Aim of the task: The listing beneath should be written out in full, exactly as shown.

══════════════════════════════

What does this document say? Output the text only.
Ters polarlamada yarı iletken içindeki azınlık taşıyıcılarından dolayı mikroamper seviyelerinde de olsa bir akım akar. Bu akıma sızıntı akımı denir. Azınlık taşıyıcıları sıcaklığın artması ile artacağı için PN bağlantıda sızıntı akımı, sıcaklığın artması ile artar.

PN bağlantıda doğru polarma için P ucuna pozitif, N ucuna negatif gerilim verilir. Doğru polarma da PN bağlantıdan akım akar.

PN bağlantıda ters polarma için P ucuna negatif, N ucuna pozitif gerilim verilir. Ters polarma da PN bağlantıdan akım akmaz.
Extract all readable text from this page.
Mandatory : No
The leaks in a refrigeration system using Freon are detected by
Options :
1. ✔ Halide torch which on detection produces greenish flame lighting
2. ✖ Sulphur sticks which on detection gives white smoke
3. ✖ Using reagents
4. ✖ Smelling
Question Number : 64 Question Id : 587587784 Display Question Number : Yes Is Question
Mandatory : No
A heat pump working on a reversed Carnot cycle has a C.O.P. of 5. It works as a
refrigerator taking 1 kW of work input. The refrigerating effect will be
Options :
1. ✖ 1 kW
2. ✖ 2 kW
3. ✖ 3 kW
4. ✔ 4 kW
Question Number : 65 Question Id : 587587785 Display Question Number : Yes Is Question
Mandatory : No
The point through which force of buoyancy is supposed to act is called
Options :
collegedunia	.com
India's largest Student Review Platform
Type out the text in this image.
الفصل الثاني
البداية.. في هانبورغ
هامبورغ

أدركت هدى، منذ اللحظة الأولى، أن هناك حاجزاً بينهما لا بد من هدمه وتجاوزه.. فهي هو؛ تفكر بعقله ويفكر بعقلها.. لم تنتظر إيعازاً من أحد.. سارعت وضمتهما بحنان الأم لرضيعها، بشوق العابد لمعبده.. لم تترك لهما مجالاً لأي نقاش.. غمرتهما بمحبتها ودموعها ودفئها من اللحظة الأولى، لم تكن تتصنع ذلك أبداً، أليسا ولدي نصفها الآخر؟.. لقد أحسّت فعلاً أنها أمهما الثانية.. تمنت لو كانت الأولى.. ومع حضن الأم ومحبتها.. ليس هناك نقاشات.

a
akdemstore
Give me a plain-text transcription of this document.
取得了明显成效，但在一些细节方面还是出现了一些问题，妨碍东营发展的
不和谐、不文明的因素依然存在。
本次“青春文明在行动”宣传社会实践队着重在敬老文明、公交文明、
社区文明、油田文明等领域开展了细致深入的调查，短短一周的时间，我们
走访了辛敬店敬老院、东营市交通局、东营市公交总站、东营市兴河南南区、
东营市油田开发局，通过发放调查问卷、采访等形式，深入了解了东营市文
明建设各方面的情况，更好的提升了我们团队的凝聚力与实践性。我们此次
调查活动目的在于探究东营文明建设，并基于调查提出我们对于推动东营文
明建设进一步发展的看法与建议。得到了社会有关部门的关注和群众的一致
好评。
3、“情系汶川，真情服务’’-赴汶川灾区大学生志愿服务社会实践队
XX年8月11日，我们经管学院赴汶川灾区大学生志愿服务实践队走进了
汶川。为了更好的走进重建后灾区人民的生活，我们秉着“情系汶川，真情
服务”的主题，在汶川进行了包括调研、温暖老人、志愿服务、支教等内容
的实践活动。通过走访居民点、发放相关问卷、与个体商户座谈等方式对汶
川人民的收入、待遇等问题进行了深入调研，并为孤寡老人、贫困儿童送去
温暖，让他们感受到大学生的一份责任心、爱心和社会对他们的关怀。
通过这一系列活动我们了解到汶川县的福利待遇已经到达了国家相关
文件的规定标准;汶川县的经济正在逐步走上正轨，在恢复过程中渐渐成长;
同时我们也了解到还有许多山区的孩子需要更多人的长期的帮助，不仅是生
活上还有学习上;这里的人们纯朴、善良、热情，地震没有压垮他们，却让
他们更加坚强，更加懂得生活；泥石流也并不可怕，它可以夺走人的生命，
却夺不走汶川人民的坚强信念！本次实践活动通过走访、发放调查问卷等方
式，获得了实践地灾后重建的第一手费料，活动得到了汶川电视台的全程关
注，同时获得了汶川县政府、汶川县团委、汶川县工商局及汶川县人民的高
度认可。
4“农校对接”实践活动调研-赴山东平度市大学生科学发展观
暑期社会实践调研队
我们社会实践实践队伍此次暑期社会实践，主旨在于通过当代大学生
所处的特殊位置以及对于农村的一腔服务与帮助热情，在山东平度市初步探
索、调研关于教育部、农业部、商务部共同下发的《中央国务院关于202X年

══════════════════════════════

Solution for this exercise:
What does this document say? Output the text only.
Ters polarlamada yarı iletken içindeki azınlık taşıyıcılarından dolayı mikroamper seviyelerinde de olsa bir akım akar. Bu akıma sızıntı akımı denir. Azınlık taşıyıcıları sıcaklığın artması ile artacağı için PN bağlantıda sızıntı akımı, sıcaklığın artması ile artar.

PN bağlantıda doğru polarma için P ucuna pozitif, N ucuna negatif gerilim verilir. Doğru polarma da PN bağlantıdan akım akar.

PN bağlantıda ters polarma için P ucuna negatif, N ucuna pozitif gerilim verilir. Ters polarma da PN bağlantıdan akım akmaz.
Extract all readable text from this page.
Mandatory : No
The leaks in a refrigeration system using Freon are detected by
Options :
1. ✔ Halide torch which on detection produces greenish flame lighting
2. ✖ Sulphur sticks which on detection gives white smoke
3. ✖ Using reagents
4. ✖ Smelling
Question Number : 64 Question Id : 587587784 Display Question Number : Yes Is Question
Mandatory : No
A heat pump working on a reversed Carnot cycle has a C.O.P. of 5. It works as a
refrigerator taking 1 kW of work input. The refrigerating effect will be
Options :
1. ✖ 1 kW
2. ✖ 2 kW
3. ✖ 3 kW
4. ✔ 4 kW
Question Number : 65 Question Id : 587587785 Display Question Number : Yes Is Question
Mandatory : No
The point through which force of buoyancy is supposed to act is called
Options :
collegedunia	.com
India's largest Student Review Platform
Type out the text in this image.
الفصل الثاني
البداية.. في هانبورغ
هامبورغ

أدركت هدى، منذ اللحظة الأولى، أن هناك حاجزاً بينهما لا بد من هدمه وتجاوزه.. فهي هو؛ تفكر بعقله ويفكر بعقلها.. لم تنتظر إيعازاً من أحد.. سارعت وضمتهما بحنان الأم لرضيعها، بشوق العابد لمعبده.. لم تترك لهما مجالاً لأي نقاش.. غمرتهما بمحبتها ودموعها ودفئها من اللحظة الأولى، لم تكن تتصنع ذلك أبداً، أليسا ولدي نصفها الآخر؟.. لقد أحسّت فعلاً أنها أمهما الثانية.. تمنت لو كانت الأولى.. ومع حضن الأم ومحبتها.. ليس هناك نقاشات.

a
akdemstore
Give me a plain-text transcription of this document.
取得了明显成效，但在一些细节方面还是出现了一些问题，妨碍东营发展的
不和谐、不文明的因素依然存在。
本次“青春文明在行动”宣传社会实践队着重在敬老文明、公交文明、
社区文明、油田文明等领域开展了细致深入的调查，短短一周的时间，我们
走访了辛敬店敬老院、东营市交通局、东营市公交总站、东营市兴河南南区、
东营市油田开发局，通过发放调查问卷、采访等形式，深入了解了东营市文
明建设各方面的情况，更好的提升了我们团队的凝聚力与实践性。我们此次
调查活动目的在于探究东营文明建设，并基于调查提出我们对于推动东营文
明建设进一步发展的看法与建议。得到了社会有关部门的关注和群众的一致
好评。
3、“情系汶川，真情服务’’-赴汶川灾区大学生志愿服务社会实践队
XX年8月11日，我们经管学院赴汶川灾区大学生志愿服务实践队走进了
汶川。为了更好的走进重建后灾区人民的生活，我们秉着“情系汶川，真情
服务”的主题，在汶川进行了包括调研、温暖老人、志愿服务、支教等内容
的实践活动。通过走访居民点、发放相关问卷、与个体商户座谈等方式对汶
川人民的收入、待遇等问题进行了深入调研，并为孤寡老人、贫困儿童送去
温暖，让他们感受到大学生的一份责任心、爱心和社会对他们的关怀。
通过这一系列活动我们了解到汶川县的福利待遇已经到达了国家相关
文件的规定标准;汶川县的经济正在逐步走上正轨，在恢复过程中渐渐成长;
同时我们也了解到还有许多山区的孩子需要更多人的长期的帮助，不仅是生
活上还有学习上;这里的人们纯朴、善良、热情，地震没有压垮他们，却让
他们更加坚强，更加懂得生活；泥石流也并不可怕，它可以夺走人的生命，
却夺不走汶川人民的坚强信念！本次实践活动通过走访、发放调查问卷等方
式，获得了实践地灾后重建的第一手费料，活动得到了汶川电视台的全程关
注，同时获得了汶川县政府、汶川县团委、汶川县工商局及汶川县人民的高
度认可。
4“农校对接”实践活动调研-赴山东平度市大学生科学发展观
暑期社会实践调研队
我们社会实践实践队伍此次暑期社会实践，主旨在于通过当代大学生
所处的特殊位置以及对于农村的一腔服务与帮助热情，在山东平度市初步探
索、调研关于教育部、农业部、商务部共同下发的《中央国务院关于202X年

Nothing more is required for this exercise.